[Bagian Teks]:
━━━
Sidang Kasus Impor Gula: Tom Lembong Jadi Saksi untuk Terdakwa Eks Direktur PPI
kumparanNEWS June 30, 2025 12:40 PM
Eks Menteri Perdagangan, Thomas Trikasih Lembong atau Tom Lembong, diperiksa sebagai saksi dalam kasus dugaan korupsi importasi gula, dengan terdakwa eks Direktur Pengembangan Bisnis PT Perusahaan Perdagangan Indonesia (PPI), Charles Sitorus, di Pengadilan Tipikor Jakarta, Senin (30/6).
Dalam perkara gula itu, Tom Lembong juga merupakan terdakwa yang dijerat bersama dengan Charles Sitorus. Namun, perkaranya disidangkan secara terpisah.
Hari ini, Tom Lembong dijadwalkan menjalani sidang pemeriksaan sebagai terdakwa. Namun, dia terlebih dahulu bersaksi dalam sidang Charles Sitorus.
━━━
[Kumpulan Materi]:
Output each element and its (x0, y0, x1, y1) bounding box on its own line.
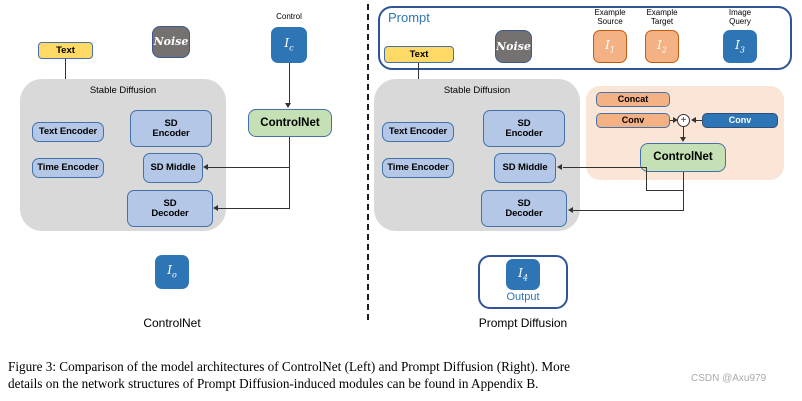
left-control-to-controlnet-line (288, 63, 290, 105)
right-stable-diffusion-title: Stable Diffusion (443, 85, 511, 96)
conv-left-block[interactable]: Conv (596, 113, 670, 128)
right-sd-decoder-block[interactable]: SD Decoder (481, 190, 567, 227)
figure-caption-line2: details on the network structures of Pro… (8, 376, 539, 392)
left-text-box-label: Text (56, 44, 75, 56)
left-controlnet-to-sdmiddle-arrow (203, 163, 208, 170)
conv-right-to-sum-line (694, 120, 702, 122)
figure-caption-line1: Figure 3: Comparison of the model archit… (8, 359, 570, 374)
prompt-item-0-caption: Example Source (594, 8, 626, 27)
left-panel-name: ControlNet (143, 316, 201, 330)
right-time-encoder-block[interactable]: Time Encoder (382, 158, 454, 178)
left-noise-box[interactable]: Noise (152, 26, 190, 58)
conv-left-to-sum-line (670, 120, 674, 122)
left-controlnet-block[interactable]: ControlNet (248, 109, 332, 137)
prompt-item-0-image[interactable]: I1 (593, 30, 627, 63)
right-controlnet-to-sddecoder-arrow (568, 206, 573, 213)
prompt-item-2-caption: Image Query (728, 8, 752, 27)
left-sd-decoder-block[interactable]: SD Decoder (127, 190, 213, 227)
concat-block[interactable]: Concat (596, 92, 670, 107)
left-time-encoder-block[interactable]: Time Encoder (32, 158, 104, 178)
right-controlnet-to-sdmiddle-riser (646, 167, 648, 191)
conv-left-to-sum-arrow (673, 117, 678, 123)
panel-divider (367, 4, 369, 320)
left-controlnet-to-sddecoder-arrow (213, 204, 218, 211)
conv-right-to-sum-arrow (691, 117, 696, 123)
left-control-image-label: Ic (284, 36, 294, 53)
sum-node: + (677, 114, 690, 127)
right-controlnet-to-sddecoder-line (573, 210, 683, 212)
sum-to-controlnet-arrow (679, 137, 686, 142)
left-text-box[interactable]: Text (38, 42, 93, 59)
right-controlnet-block[interactable]: ControlNet (640, 143, 726, 172)
prompt-item-2-image[interactable]: I3 (723, 30, 757, 63)
left-control-to-controlnet-arrow (285, 103, 291, 108)
left-output-image[interactable]: Io (155, 255, 189, 289)
left-controlnet-to-sdmiddle-line (208, 167, 289, 169)
sum-to-controlnet-line (683, 127, 685, 140)
left-control-caption: Control (276, 12, 302, 21)
right-output-label: Output (506, 291, 540, 303)
right-controlnet-to-sdmiddle-line2 (563, 167, 647, 169)
left-sd-encoder-block[interactable]: SD Encoder (130, 110, 212, 147)
right-text-box[interactable]: Text (384, 46, 454, 63)
right-sd-middle-block[interactable]: SD Middle (494, 153, 556, 183)
left-noise-box-label: Noise (153, 35, 189, 49)
right-controlnet-to-sdmiddle-line (646, 190, 683, 192)
right-noise-box[interactable]: Noise (495, 30, 532, 63)
right-panel-name: Prompt Diffusion (478, 316, 568, 330)
left-controlnet-to-sddecoder-line (218, 208, 289, 210)
prompt-item-1-caption: Example Target (646, 8, 678, 27)
right-sd-encoder-block[interactable]: SD Encoder (483, 110, 565, 147)
right-output-image[interactable]: I4 (506, 259, 540, 290)
left-control-image[interactable]: Ic (271, 27, 307, 63)
prompt-item-1-image[interactable]: I2 (645, 30, 679, 63)
conv-right-block[interactable]: Conv (702, 113, 778, 128)
right-text-box-label: Text (409, 48, 429, 60)
left-controlnet-out-line2 (288, 137, 290, 209)
left-text-encoder-block[interactable]: Text Encoder (32, 122, 104, 142)
right-noise-box-label: Noise (496, 39, 531, 53)
figure-caption: Figure 3: Comparison of the model archit… (8, 358, 794, 393)
watermark: CSDN @Axu979 (691, 373, 767, 384)
left-stable-diffusion-title: Stable Diffusion (89, 85, 157, 96)
left-output-image-label: Io (167, 263, 177, 280)
right-controlnet-out-line (682, 172, 684, 211)
prompt-label: Prompt (388, 10, 430, 25)
left-sd-middle-block[interactable]: SD Middle (143, 153, 203, 183)
right-text-encoder-block[interactable]: Text Encoder (382, 122, 454, 142)
right-controlnet-to-sdmiddle-arrow (557, 163, 562, 170)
━━━
[Tugas Latihan]:
1: Jawablah pertanyaan berikut berdasarkan teks berita.
(a) Di pengadilan mana Tom Lembong diperiksa sebagai saksi?
(b) Apa jabatan Charles Sitorus sebelumnya?
(c) Sebagai apa Tom Lembong dijadwalkan diperiksa dalam sidangnya sendiri hari itu?
2: Salin bagian teks berita di antara "Sidang Kasus Impor" dan "sidang Charles Sitorus.", termasuk keduanya, tanpa perubahan apa pun.
Jawablah hanya dengan berpegang pada teks berita.

[Kunci Jawaban]:
1:
(a) Di Pengadilan Tipikor Jakarta.
(b) Direktur Pengembangan Bisnis PT Perusahaan Perdagangan Indonesia (PPI).
(c) Sebagai terdakwa.

2:
Sidang Kasus Impor Gula: Tom Lembong Jadi Saksi untuk Terdakwa Eks Direktur PPI
kumparanNEWS June 30, 2025 12:40 PM
Eks Menteri Perdagangan, Thomas Trikasih Lembong atau Tom Lembong, diperiksa sebagai saksi dalam kasus dugaan korupsi importasi gula, dengan terdakwa eks Direktur Pengembangan Bisnis PT Perusahaan Perdagangan Indonesia (PPI), Charles Sitorus, di Pengadilan Tipikor Jakarta, Senin (30/6).
Dalam perkara gula itu, Tom Lembong juga merupakan terdakwa yang dijerat bersama dengan Charles Sitorus. Namun, perkaranya disidangkan secara terpisah.
Hari ini, Tom Lembong dijadwalkan menjalani sidang pemeriksaan sebagai terdakwa. Namun, dia terlebih dahulu bersaksi dalam sidang Charles Sitorus.